Reproduce the stretch of the listing below from the line that contains "- tool-resource-mgr-button[interactable]: [3, 259, 47, 303]" through the line that contains "- code-line-24[interactable]: 24: [470, 1043, 1689, 1077]", both included, with nothing else.

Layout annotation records
#####

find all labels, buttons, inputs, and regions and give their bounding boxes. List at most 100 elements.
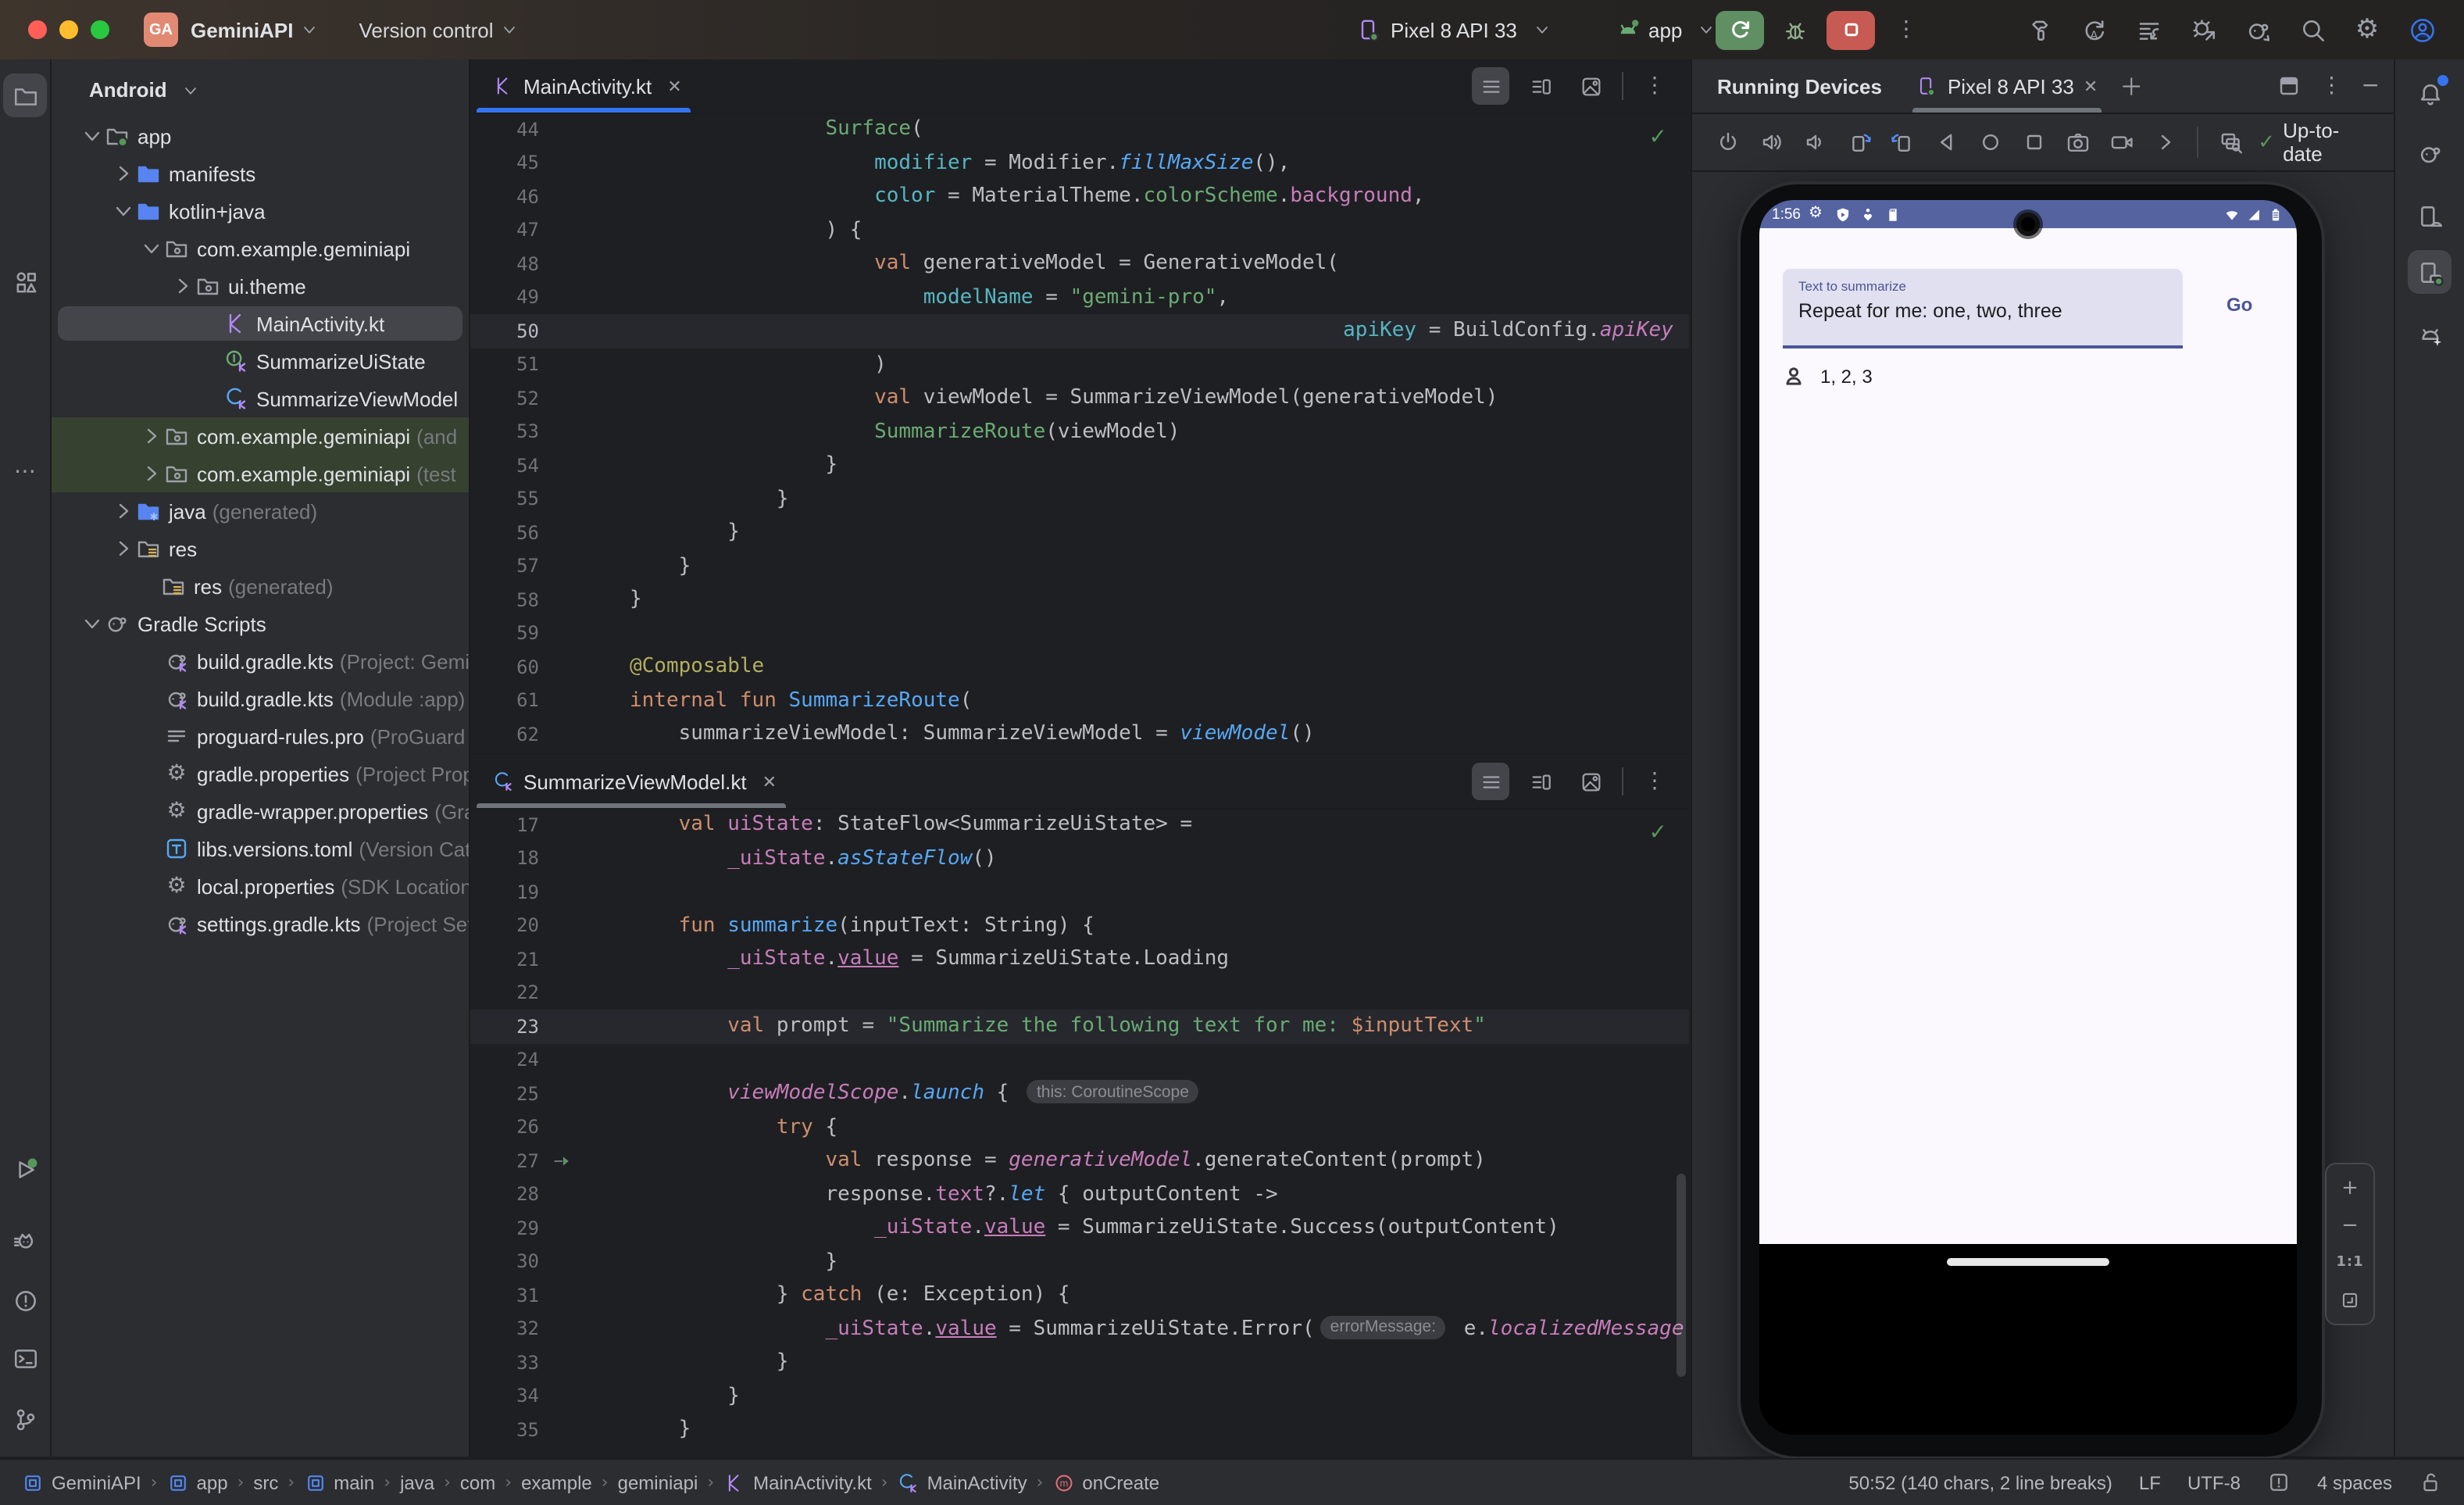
- tool-resource-mgr-button[interactable]: [3, 259, 47, 303]
- tree-item-build-gradle-kts[interactable]: build.gradle.kts(Module :app): [52, 680, 469, 717]
- zoom-in-button[interactable]: +: [2331, 1171, 2369, 1205]
- emulator-camera-button[interactable]: [2061, 125, 2094, 159]
- tree-item-build-gradle-kts[interactable]: build.gradle.kts(Project: Gemin: [52, 642, 469, 680]
- code-line-20[interactable]: 20 fun summarize(inputText: String) {: [470, 909, 1689, 942]
- code-line-24[interactable]: 24: [470, 1043, 1689, 1077]
- code-line-44[interactable]: 44 Surface(: [470, 113, 1689, 146]
- code-line-34[interactable]: 34 }: [470, 1379, 1689, 1413]
- avatar-icon[interactable]: [2402, 9, 2442, 50]
- emulator-rot-l-button[interactable]: [1842, 125, 1875, 159]
- encoding-widget[interactable]: UTF-8: [2187, 1471, 2241, 1493]
- breadcrumb-main[interactable]: main: [304, 1471, 374, 1493]
- indent-widget[interactable]: 4 spaces: [2317, 1471, 2392, 1493]
- debug-attach-icon[interactable]: [2183, 9, 2223, 50]
- device-selector[interactable]: Pixel 8 API 33: [1356, 0, 1552, 59]
- tree-item-java[interactable]: java(generated): [52, 492, 469, 530]
- code-line-35[interactable]: 35 }: [470, 1413, 1689, 1446]
- code-line-58[interactable]: 58}: [470, 583, 1689, 617]
- split-view-icon[interactable]: [1522, 763, 1559, 800]
- breadcrumb-example[interactable]: example: [521, 1471, 592, 1493]
- tool-gradle-button[interactable]: [2408, 131, 2452, 175]
- editor-scrollbar[interactable]: [1677, 1174, 1686, 1377]
- tree-item-settings-gradle-kts[interactable]: settings.gradle.kts(Project Sett: [52, 905, 469, 942]
- chevron-right-icon[interactable]: [139, 424, 164, 449]
- tree-item-com-example-geminiapi[interactable]: com.example.geminiapi(test: [52, 455, 469, 492]
- code-line-27[interactable]: 27 val response = generativeModel.genera…: [470, 1144, 1689, 1178]
- code-line-28[interactable]: 28 response.text?.let { outputContent ->: [470, 1178, 1689, 1211]
- design-view-icon[interactable]: [1572, 763, 1609, 800]
- close-tab-icon[interactable]: ✕: [667, 76, 681, 96]
- code-line-50[interactable]: 50 apiKey = BuildConfig.apiKey: [470, 314, 1689, 348]
- code-line-55[interactable]: 55 }: [470, 482, 1689, 516]
- code-line-21[interactable]: 21 _uiState.value = SummarizeUiState.Loa…: [470, 942, 1689, 976]
- window-layout-icon[interactable]: [2277, 73, 2302, 98]
- code-line-29[interactable]: 29 _uiState.value = SummarizeUiState.Suc…: [470, 1211, 1689, 1245]
- tree-item-res[interactable]: res(generated): [52, 567, 469, 605]
- tree-indent[interactable]: [139, 799, 164, 824]
- tree-indent[interactable]: [198, 311, 223, 336]
- code-line-48[interactable]: 48 val generativeModel = GenerativeModel…: [470, 247, 1689, 281]
- stop-app-button[interactable]: [1827, 10, 1875, 49]
- tool-device-mgr-button[interactable]: [2408, 194, 2452, 238]
- tree-indent[interactable]: [139, 686, 164, 711]
- chevron-down-icon[interactable]: [80, 611, 105, 636]
- code-line-19[interactable]: 19: [470, 875, 1689, 909]
- code-line-49[interactable]: 49 modelName = "gemini-pro",: [470, 281, 1689, 314]
- hammer-icon[interactable]: [2019, 9, 2059, 50]
- vcs-menu[interactable]: Version control: [359, 18, 494, 41]
- code-line-59[interactable]: 59: [470, 617, 1689, 650]
- code-line-47[interactable]: 47 ) {: [470, 213, 1689, 247]
- breadcrumb-mainactivity-kt[interactable]: MainActivity.kt: [723, 1471, 872, 1493]
- line-separator-widget[interactable]: LF: [2139, 1471, 2161, 1493]
- tool-bell-button[interactable]: [2408, 72, 2452, 116]
- emulator-nav-home-button[interactable]: [1973, 125, 2006, 159]
- tree-item-mainactivity-kt[interactable]: MainActivity.kt: [52, 305, 469, 342]
- minimize-window-button[interactable]: [59, 20, 78, 39]
- apply-code-icon[interactable]: [2128, 9, 2169, 50]
- chevron-right-icon[interactable]: [111, 499, 136, 524]
- tool-run-devices-button[interactable]: [2408, 250, 2452, 294]
- chevron-right-icon[interactable]: [111, 161, 136, 186]
- code-line-57[interactable]: 57 }: [470, 549, 1689, 583]
- emulator-screen[interactable]: 1:56 ⚙ Text to summarize Repeat for me: …: [1759, 200, 2297, 1435]
- emulator-video-button[interactable]: [2105, 125, 2137, 159]
- code-line-62[interactable]: 62 summarizeViewModel: SummarizeViewMode…: [470, 717, 1689, 751]
- code-editor[interactable]: 44 Surface(45 modifier = Modifier.fillMa…: [470, 113, 1689, 752]
- code-line-23[interactable]: 23 val prompt = "Summarize the following…: [470, 1010, 1689, 1043]
- emulator-power-button[interactable]: [1711, 125, 1744, 159]
- code-line-18[interactable]: 18 _uiState.asStateFlow(): [470, 842, 1689, 875]
- code-line-45[interactable]: 45 modifier = Modifier.fillMaxSize(),: [470, 146, 1689, 180]
- chevron-right-icon[interactable]: [111, 536, 136, 561]
- sync-a-icon[interactable]: A: [2073, 9, 2114, 50]
- tree-item-local-properties[interactable]: ⚙local.properties(SDK Location): [52, 867, 469, 905]
- tree-indent[interactable]: [139, 724, 164, 749]
- tree-item-summarizeviewmodel[interactable]: SummarizeViewModel: [52, 380, 469, 417]
- tree-item-manifests[interactable]: manifests: [52, 155, 469, 192]
- notifications-warning-icon[interactable]: [2267, 1471, 2291, 1494]
- split-view-icon[interactable]: [1522, 67, 1559, 105]
- close-tab-icon[interactable]: ✕: [762, 771, 777, 792]
- tree-item-res[interactable]: res: [52, 530, 469, 567]
- run-configuration-selector[interactable]: app: [1616, 0, 1715, 59]
- tree-item-summarizeuistate[interactable]: SummarizeUiState: [52, 342, 469, 380]
- tool-problems-button[interactable]: [3, 1278, 47, 1322]
- emulator-vol-down-button[interactable]: [1798, 125, 1831, 159]
- add-device-button[interactable]: ＋: [2119, 70, 2143, 102]
- tree-item-gradle-scripts[interactable]: Gradle Scripts: [52, 605, 469, 642]
- navigation-handle[interactable]: [1947, 1258, 2109, 1265]
- gradle-sync-icon[interactable]: [2237, 9, 2278, 50]
- emulator-chev-sm-button[interactable]: [2148, 125, 2181, 159]
- project-view-selector[interactable]: Android: [52, 59, 469, 117]
- tool-run-play-button[interactable]: [3, 1147, 47, 1191]
- emulator-rot-r-button[interactable]: [1886, 125, 1919, 159]
- inspections-ok-icon[interactable]: ✓: [1649, 125, 1667, 150]
- text-to-summarize-field[interactable]: Text to summarize Repeat for me: one, tw…: [1783, 269, 2183, 349]
- code-line-54[interactable]: 54 }: [470, 449, 1689, 482]
- tree-item-com-example-geminiapi[interactable]: com.example.geminiapi(and: [52, 417, 469, 455]
- tree-item-proguard-rules-pro[interactable]: proguard-rules.pro(ProGuard R: [52, 717, 469, 755]
- code-line-51[interactable]: 51 ): [470, 348, 1689, 381]
- tree-item-kotlin-java[interactable]: kotlin+java: [52, 192, 469, 230]
- tool-git-button[interactable]: [3, 1397, 47, 1441]
- code-line-52[interactable]: 52 val viewModel = SummarizeViewModel(ge…: [470, 381, 1689, 415]
- breadcrumb-oncreate[interactable]: monCreate: [1052, 1471, 1159, 1493]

#####

* RIGHT ANSWER
- tool-resource-mgr-button[interactable]: [3, 259, 47, 303]
- tree-item-build-gradle-kts[interactable]: build.gradle.kts(Module :app): [52, 680, 469, 717]
- zoom-in-button[interactable]: +: [2331, 1171, 2369, 1205]
- emulator-camera-button[interactable]: [2061, 125, 2094, 159]
- tree-item-build-gradle-kts[interactable]: build.gradle.kts(Project: Gemin: [52, 642, 469, 680]
- code-line-20[interactable]: 20 fun summarize(inputText: String) {: [470, 909, 1689, 942]
- code-line-24[interactable]: 24: [470, 1043, 1689, 1077]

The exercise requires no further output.